◆ Directions for this task ◆
Provide nothing but the number of lines containing the string "kobs".
*** Supplied records ***
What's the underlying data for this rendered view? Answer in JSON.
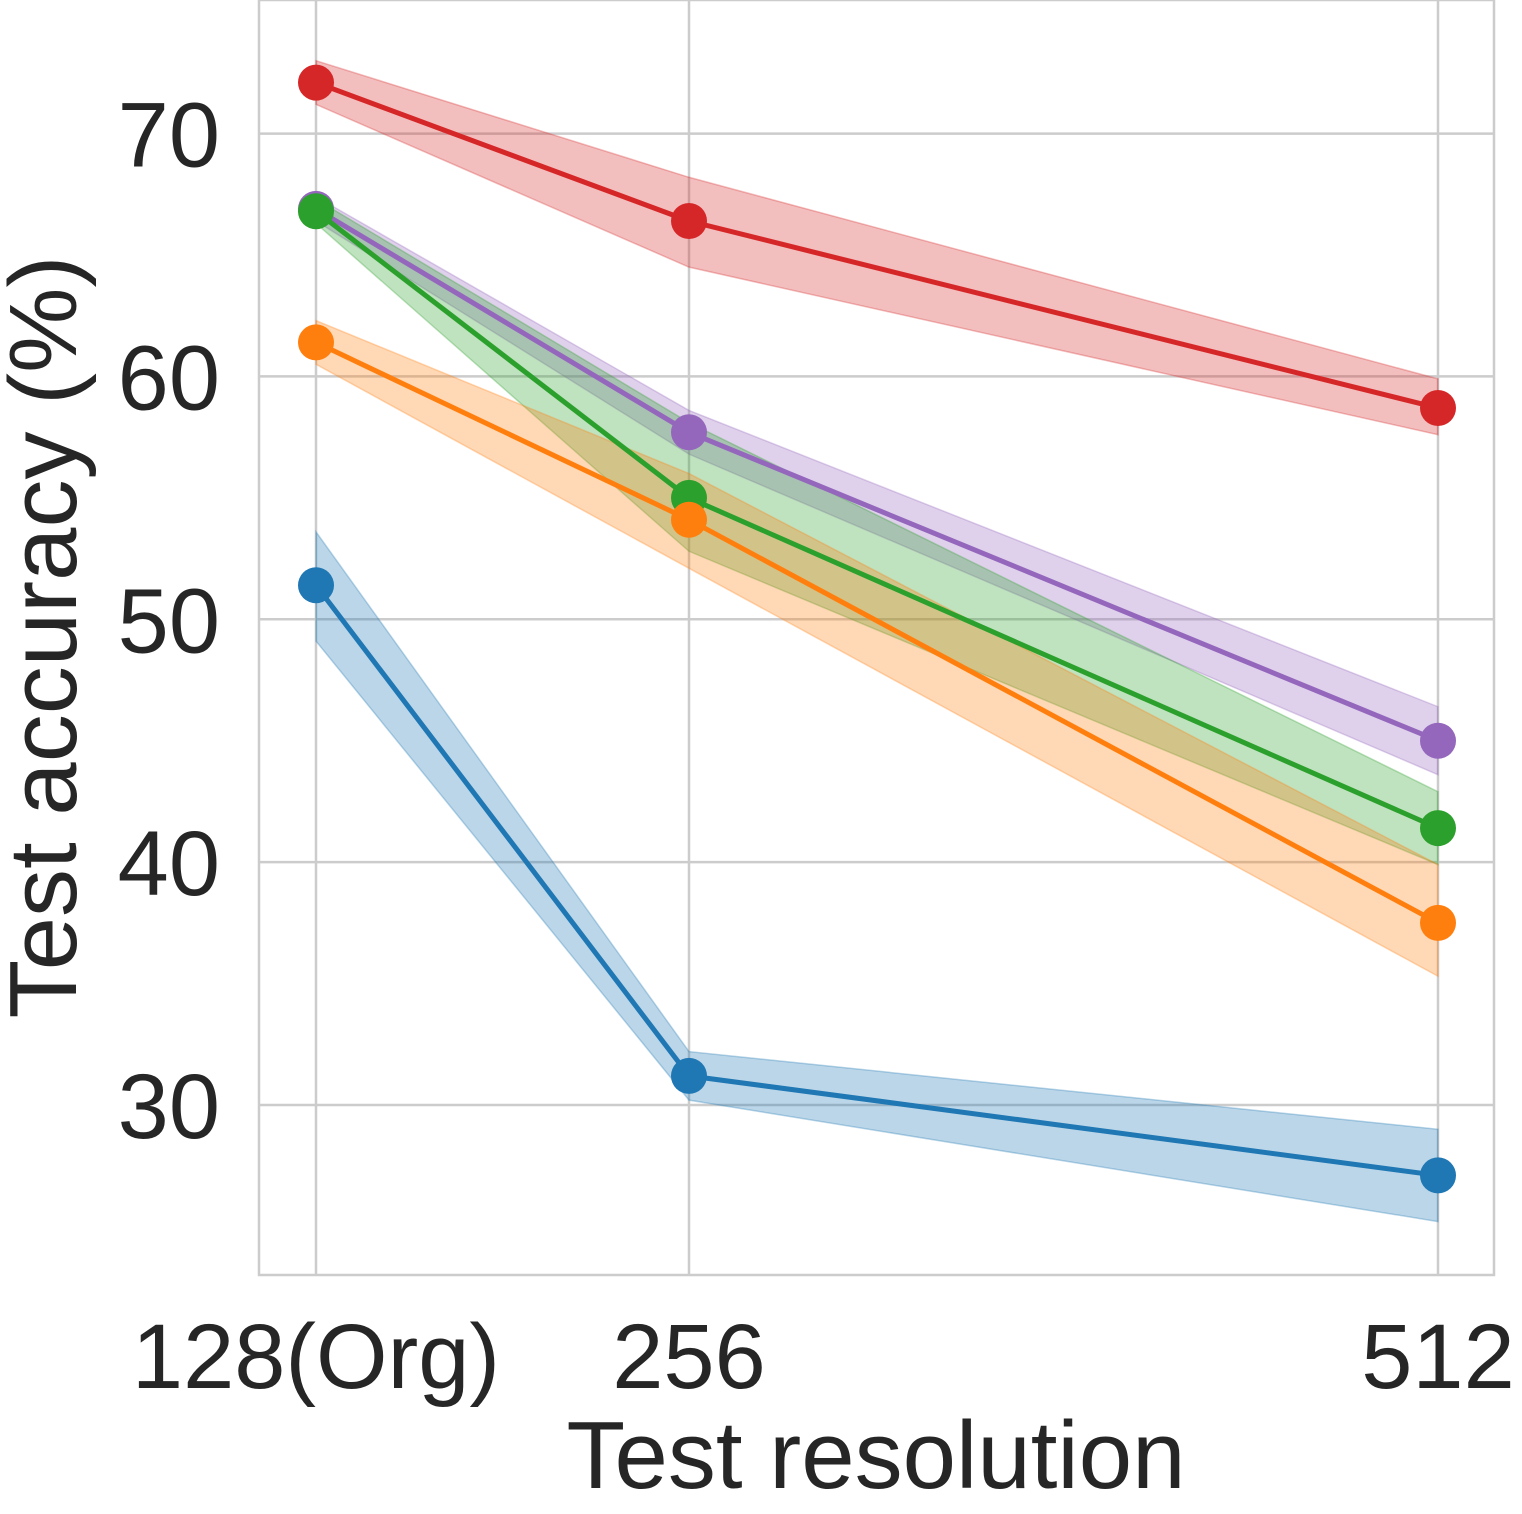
{
  "chart_data": {
    "type": "line",
    "title": "",
    "xlabel": "Test resolution",
    "ylabel": "Test accuracy (%)",
    "categories": [
      "128(Org)",
      "256",
      "512"
    ],
    "ylim": [
      23,
      75.5
    ],
    "yticks": [
      30,
      40,
      50,
      60,
      70
    ],
    "grid": true,
    "series": [
      {
        "color": "#d62728",
        "values": [
          72.1,
          66.4,
          58.7
        ],
        "lower": [
          71.2,
          64.5,
          57.6
        ],
        "upper": [
          73.0,
          68.2,
          59.9
        ]
      },
      {
        "color": "#9467bd",
        "values": [
          66.9,
          57.7,
          45.0
        ],
        "lower": [
          66.4,
          56.8,
          43.6
        ],
        "upper": [
          67.4,
          58.6,
          46.4
        ]
      },
      {
        "color": "#2ca02c",
        "values": [
          66.8,
          55.0,
          41.4
        ],
        "lower": [
          66.3,
          52.8,
          39.9
        ],
        "upper": [
          67.3,
          58.1,
          42.9
        ]
      },
      {
        "color": "#ff7f0e",
        "values": [
          61.4,
          54.1,
          37.5
        ],
        "lower": [
          60.5,
          52.1,
          35.3
        ],
        "upper": [
          62.3,
          56.0,
          39.9
        ]
      },
      {
        "color": "#1f77b4",
        "values": [
          51.4,
          31.2,
          27.1
        ],
        "lower": [
          49.1,
          30.2,
          25.2
        ],
        "upper": [
          53.6,
          32.2,
          29.0
        ]
      }
    ]
  }
}
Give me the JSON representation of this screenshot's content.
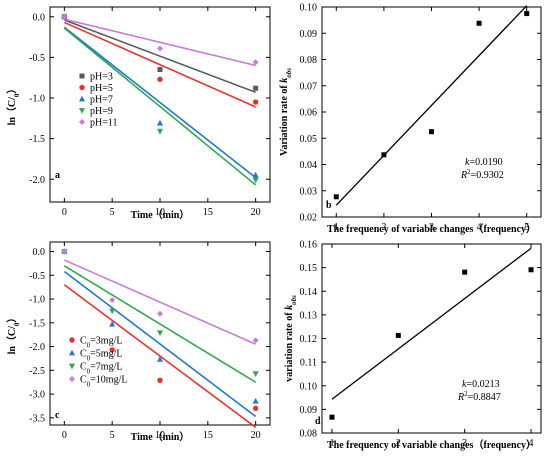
{
  "chart_data": [
    {
      "panel": "a",
      "type": "scatter",
      "xlabel": "Time（min）",
      "ylabel": "ln（C/C0）",
      "xlim": [
        -1.5,
        21.5
      ],
      "ylim": [
        -2.28,
        0.12
      ],
      "xticks": [
        0,
        5,
        10,
        15,
        20
      ],
      "yticks": [
        0.0,
        -0.5,
        -1.0,
        -1.5,
        -2.0
      ],
      "ytick_labels": [
        "0.0",
        "-0.5",
        "-1.0",
        "-1.5",
        "-2.0"
      ],
      "legend": "left",
      "grid": false,
      "series": [
        {
          "name": "pH=3",
          "color": "#595959",
          "marker": "square",
          "x": [
            0,
            10,
            20
          ],
          "y": [
            0.0,
            -0.65,
            -0.88
          ],
          "fit": {
            "x": [
              0,
              20
            ],
            "y": [
              -0.04,
              -0.93
            ]
          }
        },
        {
          "name": "pH=5",
          "color": "#e8332d",
          "marker": "circle",
          "x": [
            0,
            10,
            20
          ],
          "y": [
            0.0,
            -0.77,
            -1.05
          ],
          "fit": {
            "x": [
              0,
              20
            ],
            "y": [
              -0.07,
              -1.11
            ]
          }
        },
        {
          "name": "pH=7",
          "color": "#1f77d4",
          "marker": "triangle-up",
          "x": [
            0,
            10,
            20
          ],
          "y": [
            0.0,
            -1.31,
            -1.95
          ],
          "fit": {
            "x": [
              0,
              20
            ],
            "y": [
              -0.13,
              -1.98
            ]
          }
        },
        {
          "name": "pH=9",
          "color": "#2fa84f",
          "marker": "triangle-down",
          "x": [
            0,
            10,
            20
          ],
          "y": [
            0.0,
            -1.41,
            -2.01
          ],
          "fit": {
            "x": [
              0,
              20
            ],
            "y": [
              -0.14,
              -2.07
            ]
          }
        },
        {
          "name": "pH=11",
          "color": "#c77cdb",
          "marker": "diamond",
          "x": [
            0,
            10,
            20
          ],
          "y": [
            0.0,
            -0.39,
            -0.56
          ],
          "fit": {
            "x": [
              0,
              20
            ],
            "y": [
              -0.03,
              -0.6
            ]
          }
        }
      ]
    },
    {
      "panel": "b",
      "type": "scatter",
      "xlabel": "The frequency of variable changes（frequency）",
      "ylabel": "Variation rate of kobs",
      "xlim": [
        0.7,
        5.3
      ],
      "ylim": [
        0.02,
        0.1
      ],
      "xticks": [
        1,
        2,
        3,
        4,
        5
      ],
      "yticks": [
        0.02,
        0.03,
        0.04,
        0.05,
        0.06,
        0.07,
        0.08,
        0.09,
        0.1
      ],
      "ytick_labels": [
        "0.02",
        "0.03",
        "0.04",
        "0.05",
        "0.06",
        "0.07",
        "0.08",
        "0.09",
        "0.10"
      ],
      "annotations": [
        "k=0.0190",
        "R2=0.9302"
      ],
      "series": [
        {
          "color": "#000000",
          "marker": "square",
          "x": [
            1,
            2,
            3,
            4,
            5
          ],
          "y": [
            0.0277,
            0.0437,
            0.0525,
            0.0938,
            0.0975
          ],
          "fit": {
            "x": [
              1,
              5
            ],
            "y": [
              0.0245,
              0.1005
            ]
          }
        }
      ]
    },
    {
      "panel": "c",
      "type": "scatter",
      "xlabel": "Time（min）",
      "ylabel": "ln（C/C0）",
      "xlim": [
        -1.5,
        21.5
      ],
      "ylim": [
        -3.65,
        0.2
      ],
      "xticks": [
        0,
        5,
        10,
        15,
        20
      ],
      "yticks": [
        0.0,
        -0.5,
        -1.0,
        -1.5,
        -2.0,
        -2.5,
        -3.0,
        -3.5
      ],
      "ytick_labels": [
        "0.0",
        "-0.5",
        "-1.0",
        "-1.5",
        "-2.0",
        "-2.5",
        "-3.0",
        "-3.5"
      ],
      "legend": "lower-left",
      "series": [
        {
          "name": "C0=3mg/L",
          "color": "#e8332d",
          "marker": "circle",
          "x": [
            0,
            5,
            10,
            20
          ],
          "y": [
            0.0,
            -2.07,
            -2.71,
            -3.3
          ],
          "fit": {
            "x": [
              0,
              20
            ],
            "y": [
              -0.7,
              -3.7
            ]
          }
        },
        {
          "name": "C0=5mg/L",
          "color": "#1f77d4",
          "marker": "triangle-up",
          "x": [
            0,
            5,
            10,
            20
          ],
          "y": [
            0.0,
            -1.53,
            -2.27,
            -3.15
          ],
          "fit": {
            "x": [
              0,
              20
            ],
            "y": [
              -0.42,
              -3.47
            ]
          }
        },
        {
          "name": "C0=7mg/L",
          "color": "#2fa84f",
          "marker": "triangle-down",
          "x": [
            0,
            5,
            10,
            20
          ],
          "y": [
            0.0,
            -1.25,
            -1.71,
            -2.57
          ],
          "fit": {
            "x": [
              0,
              20
            ],
            "y": [
              -0.3,
              -2.75
            ]
          }
        },
        {
          "name": "C0=10mg/L",
          "color": "#c77cdb",
          "marker": "diamond",
          "x": [
            0,
            5,
            10,
            20
          ],
          "y": [
            0.0,
            -1.02,
            -1.31,
            -1.87
          ],
          "fit": {
            "x": [
              0,
              20
            ],
            "y": [
              -0.18,
              -1.95
            ]
          }
        }
      ]
    },
    {
      "panel": "d",
      "type": "scatter",
      "xlabel": "The frequency of variable changes（frequency）",
      "ylabel": "variation rate of kobs",
      "xlim": [
        0.85,
        4.15
      ],
      "ylim": [
        0.08,
        0.16
      ],
      "xticks": [
        1,
        2,
        3,
        4
      ],
      "yticks": [
        0.08,
        0.09,
        0.1,
        0.11,
        0.12,
        0.13,
        0.14,
        0.15,
        0.16
      ],
      "ytick_labels": [
        "0.08",
        "0.09",
        "0.10",
        "0.11",
        "0.12",
        "0.13",
        "0.14",
        "0.15",
        "0.16"
      ],
      "annotations": [
        "k=0.0213",
        "R2=0.8847"
      ],
      "series": [
        {
          "color": "#000000",
          "marker": "square",
          "x": [
            1,
            2,
            3,
            4
          ],
          "y": [
            0.0867,
            0.1213,
            0.1481,
            0.1491
          ],
          "fit": {
            "x": [
              1,
              4
            ],
            "y": [
              0.0943,
              0.1582
            ]
          }
        }
      ]
    }
  ]
}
***
◆ Problem solution ◆
2